__SUPPLIED DATA__:
....
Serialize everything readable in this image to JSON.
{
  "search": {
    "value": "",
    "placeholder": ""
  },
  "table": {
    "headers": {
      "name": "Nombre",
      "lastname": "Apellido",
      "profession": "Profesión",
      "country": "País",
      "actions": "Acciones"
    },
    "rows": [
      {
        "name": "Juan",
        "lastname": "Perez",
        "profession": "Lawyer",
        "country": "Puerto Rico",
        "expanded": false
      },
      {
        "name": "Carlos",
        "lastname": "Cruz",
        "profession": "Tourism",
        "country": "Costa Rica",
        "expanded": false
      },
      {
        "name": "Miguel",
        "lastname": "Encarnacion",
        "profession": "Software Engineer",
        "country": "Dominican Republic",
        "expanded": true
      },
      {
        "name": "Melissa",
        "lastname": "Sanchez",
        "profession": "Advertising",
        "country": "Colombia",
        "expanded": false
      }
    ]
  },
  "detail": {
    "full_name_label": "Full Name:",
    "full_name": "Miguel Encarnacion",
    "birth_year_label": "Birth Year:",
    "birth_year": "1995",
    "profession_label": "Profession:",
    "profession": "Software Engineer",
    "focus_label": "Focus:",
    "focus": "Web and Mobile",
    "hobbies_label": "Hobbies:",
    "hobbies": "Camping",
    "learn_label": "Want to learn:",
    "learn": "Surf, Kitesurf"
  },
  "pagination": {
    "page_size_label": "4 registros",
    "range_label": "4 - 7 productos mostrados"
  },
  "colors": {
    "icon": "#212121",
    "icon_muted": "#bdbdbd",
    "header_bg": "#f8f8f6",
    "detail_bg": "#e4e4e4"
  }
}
....
__STATED EXERCISE__: The listing above must be transcribed exactly, line by line.

__THE SOLUTION__:
Serialize everything readable in this image to JSON.
{
  "search": {
    "value": "",
    "placeholder": ""
  },
  "table": {
    "headers": {
      "name": "Nombre",
      "lastname": "Apellido",
      "profession": "Profesión",
      "country": "País",
      "actions": "Acciones"
    },
    "rows": [
      {
        "name": "Juan",
        "lastname": "Perez",
        "profession": "Lawyer",
        "country": "Puerto Rico",
        "expanded": false
      },
      {
        "name": "Carlos",
        "lastname": "Cruz",
        "profession": "Tourism",
        "country": "Costa Rica",
        "expanded": false
      },
      {
        "name": "Miguel",
        "lastname": "Encarnacion",
        "profession": "Software Engineer",
        "country": "Dominican Republic",
        "expanded": true
      },
      {
        "name": "Melissa",
        "lastname": "Sanchez",
        "profession": "Advertising",
        "country": "Colombia",
        "expanded": false
      }
    ]
  },
  "detail": {
    "full_name_label": "Full Name:",
    "full_name": "Miguel Encarnacion",
    "birth_year_label": "Birth Year:",
    "birth_year": "1995",
    "profession_label": "Profession:",
    "profession": "Software Engineer",
    "focus_label": "Focus:",
    "focus": "Web and Mobile",
    "hobbies_label": "Hobbies:",
    "hobbies": "Camping",
    "learn_label": "Want to learn:",
    "learn": "Surf, Kitesurf"
  },
  "pagination": {
    "page_size_label": "4 registros",
    "range_label": "4 - 7 productos mostrados"
  },
  "colors": {
    "icon": "#212121",
    "icon_muted": "#bdbdbd",
    "header_bg": "#f8f8f6",
    "detail_bg": "#e4e4e4"
  }
}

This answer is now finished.